**What you have to do**
Set down, exactly as written, the lines from the line holding "Transcribe this image's" to the end of the data, inclusive, skipping any pictures.

**Data lines**
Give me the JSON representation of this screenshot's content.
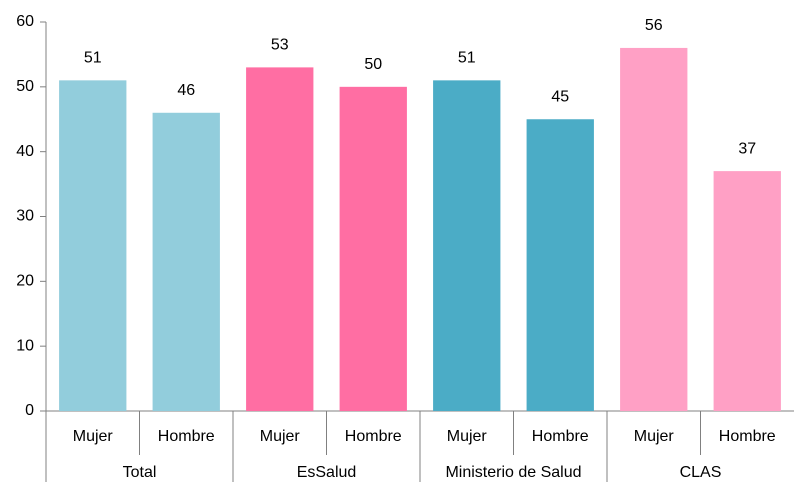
{
  "chart_data": {
    "type": "bar",
    "groups": [
      {
        "name": "Total",
        "color": "#92cddc",
        "categories": [
          "Mujer",
          "Hombre"
        ],
        "values": [
          51,
          46
        ]
      },
      {
        "name": "EsSalud",
        "color": "#ff6ea3",
        "categories": [
          "Mujer",
          "Hombre"
        ],
        "values": [
          53,
          50
        ]
      },
      {
        "name": "Ministerio de Salud",
        "color": "#4bacc6",
        "categories": [
          "Mujer",
          "Hombre"
        ],
        "values": [
          51,
          45
        ]
      },
      {
        "name": "CLAS",
        "color": "#ffa0c5",
        "categories": [
          "Mujer",
          "Hombre"
        ],
        "values": [
          56,
          37
        ]
      }
    ],
    "ylim": [
      0,
      60
    ],
    "yticks": [
      0,
      10,
      20,
      30,
      40,
      50,
      60
    ]
  }
}
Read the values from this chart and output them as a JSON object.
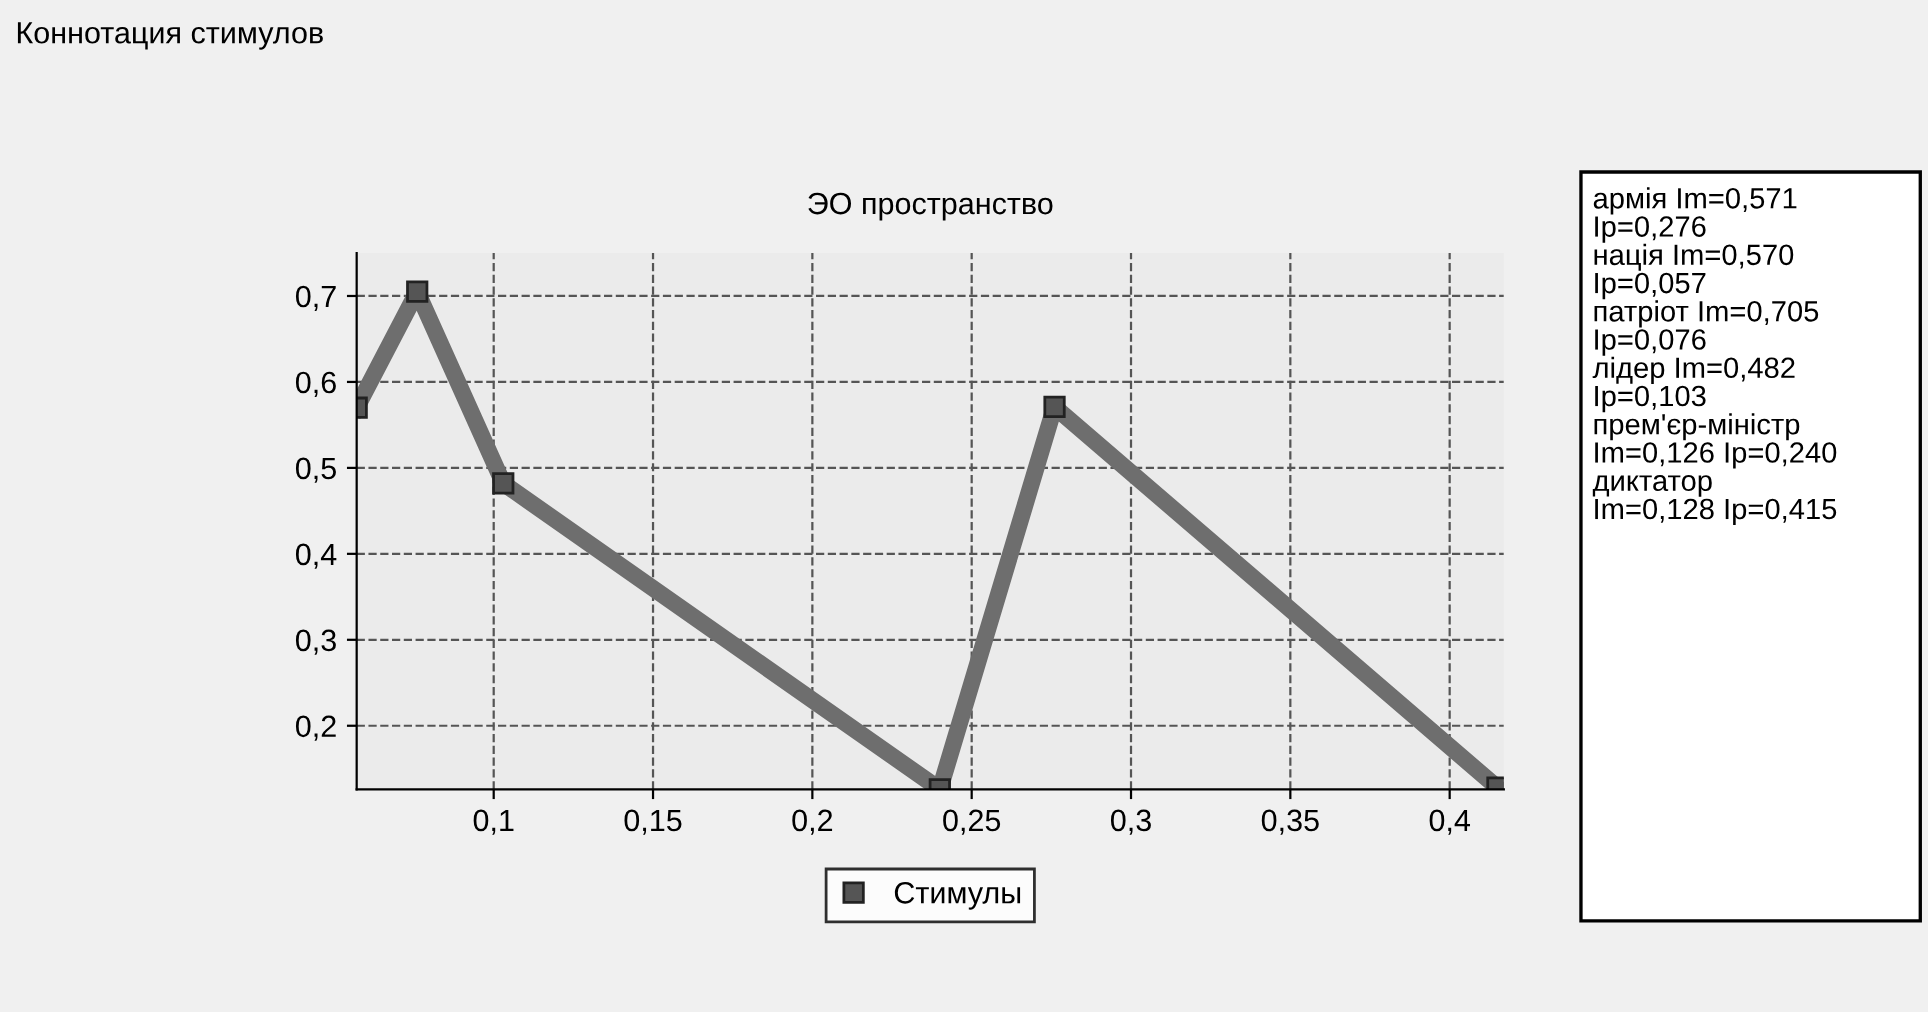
{
  "chart_data": {
    "type": "line",
    "title": "Коннотация стимулов",
    "subtitle": "ЭО пространство",
    "x": [
      0.057,
      0.076,
      0.103,
      0.24,
      0.276,
      0.415
    ],
    "series": [
      {
        "name": "Стимулы",
        "color": "#6e6e6e",
        "values": [
          0.57,
          0.705,
          0.482,
          0.126,
          0.571,
          0.128
        ]
      }
    ],
    "xlim": [
      0.057,
      0.417
    ],
    "ylim": [
      0.126,
      0.75
    ],
    "xticks": [
      {
        "value": 0.1,
        "label": "0,1"
      },
      {
        "value": 0.15,
        "label": "0,15"
      },
      {
        "value": 0.2,
        "label": "0,2"
      },
      {
        "value": 0.25,
        "label": "0,25"
      },
      {
        "value": 0.3,
        "label": "0,3"
      },
      {
        "value": 0.35,
        "label": "0,35"
      },
      {
        "value": 0.4,
        "label": "0,4"
      }
    ],
    "yticks": [
      {
        "value": 0.2,
        "label": "0,2"
      },
      {
        "value": 0.3,
        "label": "0,3"
      },
      {
        "value": 0.4,
        "label": "0,4"
      },
      {
        "value": 0.5,
        "label": "0,5"
      },
      {
        "value": 0.6,
        "label": "0,6"
      },
      {
        "value": 0.7,
        "label": "0,7"
      }
    ],
    "grid": true,
    "legend": "bottom",
    "marker": "square",
    "line_style": "solid",
    "annotations": [
      "армія Im=0,571\nIp=0,276",
      "нація Im=0,570\nIp=0,057",
      "патріот Im=0,705\nIp=0,076",
      "лідер Im=0,482\nIp=0,103",
      "прем'єр-міністр\nIm=0,126 Ip=0,240",
      "диктатор\nIm=0,128 Ip=0,415"
    ]
  }
}
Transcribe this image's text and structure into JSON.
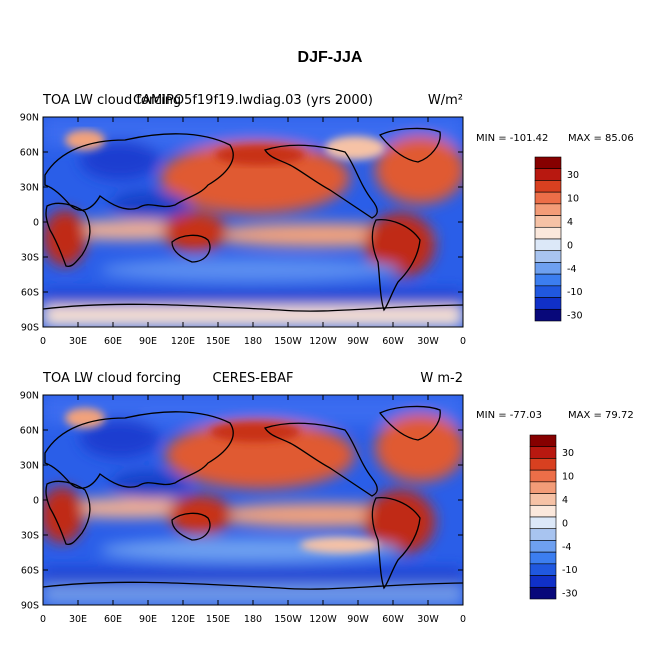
{
  "figure": {
    "title": "DJF-JJA"
  },
  "colorbar_palette": [
    "#08087a",
    "#1030c8",
    "#2058e0",
    "#3c7ef0",
    "#6ea0f0",
    "#a8c4f0",
    "#dce8f8",
    "#fbe8dc",
    "#f6c2a6",
    "#f39c78",
    "#ec6e48",
    "#d84020",
    "#b81810",
    "#860000"
  ],
  "colorbar_labels": [
    "30",
    "10",
    "4",
    "0",
    "-4",
    "-10",
    "-30"
  ],
  "lat_ticks": [
    "90N",
    "60N",
    "30N",
    "0",
    "30S",
    "60S",
    "90S"
  ],
  "lon_ticks": [
    "0",
    "30E",
    "60E",
    "90E",
    "120E",
    "150E",
    "180",
    "150W",
    "120W",
    "90W",
    "60W",
    "30W",
    "0"
  ],
  "panels": [
    {
      "id": "model",
      "left_title": "TOA LW cloud forcing",
      "center_title": "CAMIPO5f19f19.lwdiag.03 (yrs 2000)",
      "units": "W/m²",
      "min_label": "MIN = -101.42",
      "max_label": "MAX =  85.06",
      "min": -101.42,
      "max": 85.06
    },
    {
      "id": "obs",
      "left_title": "TOA LW cloud forcing",
      "center_title": "CERES-EBAF",
      "units": "W m-2",
      "min_label": "MIN = -77.03",
      "max_label": "MAX =  79.72",
      "min": -77.03,
      "max": 79.72
    }
  ]
}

**Result of the task**
Transcribe this image's text and structure into JSON.
{
  "figure": {
    "title": "DJF-JJA"
  },
  "colorbar_palette": [
    "#08087a",
    "#1030c8",
    "#2058e0",
    "#3c7ef0",
    "#6ea0f0",
    "#a8c4f0",
    "#dce8f8",
    "#fbe8dc",
    "#f6c2a6",
    "#f39c78",
    "#ec6e48",
    "#d84020",
    "#b81810",
    "#860000"
  ],
  "colorbar_labels": [
    "30",
    "10",
    "4",
    "0",
    "-4",
    "-10",
    "-30"
  ],
  "lat_ticks": [
    "90N",
    "60N",
    "30N",
    "0",
    "30S",
    "60S",
    "90S"
  ],
  "lon_ticks": [
    "0",
    "30E",
    "60E",
    "90E",
    "120E",
    "150E",
    "180",
    "150W",
    "120W",
    "90W",
    "60W",
    "30W",
    "0"
  ],
  "panels": [
    {
      "id": "model",
      "left_title": "TOA LW cloud forcing",
      "center_title": "CAMIPO5f19f19.lwdiag.03 (yrs 2000)",
      "units": "W/m²",
      "min_label": "MIN = -101.42",
      "max_label": "MAX =  85.06",
      "min": -101.42,
      "max": 85.06
    },
    {
      "id": "obs",
      "left_title": "TOA LW cloud forcing",
      "center_title": "CERES-EBAF",
      "units": "W m-2",
      "min_label": "MIN = -77.03",
      "max_label": "MAX =  79.72",
      "min": -77.03,
      "max": 79.72
    }
  ]
}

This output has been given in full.